::: MATERIAL TO PROCESS :::

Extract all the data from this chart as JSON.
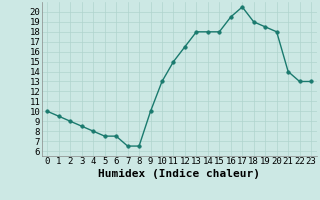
{
  "x": [
    0,
    1,
    2,
    3,
    4,
    5,
    6,
    7,
    8,
    9,
    10,
    11,
    12,
    13,
    14,
    15,
    16,
    17,
    18,
    19,
    20,
    21,
    22,
    23
  ],
  "y": [
    10,
    9.5,
    9,
    8.5,
    8,
    7.5,
    7.5,
    6.5,
    6.5,
    10,
    13,
    15,
    16.5,
    18,
    18,
    18,
    19.5,
    20.5,
    19,
    18.5,
    18,
    14,
    13,
    13
  ],
  "line_color": "#1a7a6e",
  "marker": "o",
  "marker_size": 2.5,
  "bg_color": "#cce8e4",
  "grid_color": "#b0d4ce",
  "xlabel": "Humidex (Indice chaleur)",
  "xlim": [
    -0.5,
    23.5
  ],
  "ylim": [
    5.5,
    21.0
  ],
  "yticks": [
    6,
    7,
    8,
    9,
    10,
    11,
    12,
    13,
    14,
    15,
    16,
    17,
    18,
    19,
    20
  ],
  "xticks": [
    0,
    1,
    2,
    3,
    4,
    5,
    6,
    7,
    8,
    9,
    10,
    11,
    12,
    13,
    14,
    15,
    16,
    17,
    18,
    19,
    20,
    21,
    22,
    23
  ],
  "tick_fontsize": 6.5,
  "xlabel_fontsize": 8,
  "linewidth": 1.0
}
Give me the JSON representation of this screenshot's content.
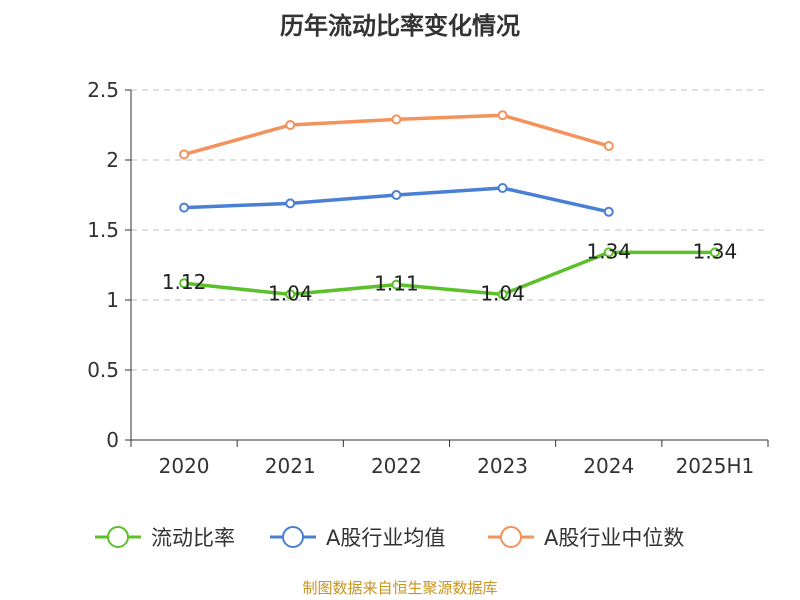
{
  "chart_data": {
    "type": "line",
    "title": "历年流动比率变化情况",
    "categories": [
      "2020",
      "2021",
      "2022",
      "2023",
      "2024",
      "2025H1"
    ],
    "ylim": [
      0,
      2.5
    ],
    "yticks": [
      0,
      0.5,
      1,
      1.5,
      2,
      2.5
    ],
    "ytick_labels": [
      "0",
      "0.5",
      "1",
      "1.5",
      "2",
      "2.5"
    ],
    "grid": true,
    "legend_position": "bottom",
    "series": [
      {
        "name": "流动比率",
        "color": "#5cc02a",
        "values": [
          1.12,
          1.04,
          1.11,
          1.04,
          1.34,
          1.34
        ],
        "labels": [
          "1.12",
          "1.04",
          "1.11",
          "1.04",
          "1.34",
          "1.34"
        ],
        "show_labels": true
      },
      {
        "name": "A股行业均值",
        "color": "#4a7fd6",
        "values": [
          1.66,
          1.69,
          1.75,
          1.8,
          1.63,
          null
        ],
        "show_labels": false
      },
      {
        "name": "A股行业中位数",
        "color": "#f5915a",
        "values": [
          2.04,
          2.25,
          2.29,
          2.32,
          2.1,
          null
        ],
        "show_labels": false
      }
    ]
  },
  "source": "制图数据来自恒生聚源数据库"
}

:::

## TASK BRIEF
The pictures stay out; repeat exactly the lines from the one with "Give me the" to the end of the entries above, and nothing else.

## WRITTEN SOLUTION
Give me the JSON representation of this screenshot's content.
{
  "chart_data": {
    "type": "line",
    "title": "历年流动比率变化情况",
    "categories": [
      "2020",
      "2021",
      "2022",
      "2023",
      "2024",
      "2025H1"
    ],
    "ylim": [
      0,
      2.5
    ],
    "yticks": [
      0,
      0.5,
      1,
      1.5,
      2,
      2.5
    ],
    "ytick_labels": [
      "0",
      "0.5",
      "1",
      "1.5",
      "2",
      "2.5"
    ],
    "grid": true,
    "legend_position": "bottom",
    "series": [
      {
        "name": "流动比率",
        "color": "#5cc02a",
        "values": [
          1.12,
          1.04,
          1.11,
          1.04,
          1.34,
          1.34
        ],
        "labels": [
          "1.12",
          "1.04",
          "1.11",
          "1.04",
          "1.34",
          "1.34"
        ],
        "show_labels": true
      },
      {
        "name": "A股行业均值",
        "color": "#4a7fd6",
        "values": [
          1.66,
          1.69,
          1.75,
          1.8,
          1.63,
          null
        ],
        "show_labels": false
      },
      {
        "name": "A股行业中位数",
        "color": "#f5915a",
        "values": [
          2.04,
          2.25,
          2.29,
          2.32,
          2.1,
          null
        ],
        "show_labels": false
      }
    ]
  },
  "source": "制图数据来自恒生聚源数据库"
}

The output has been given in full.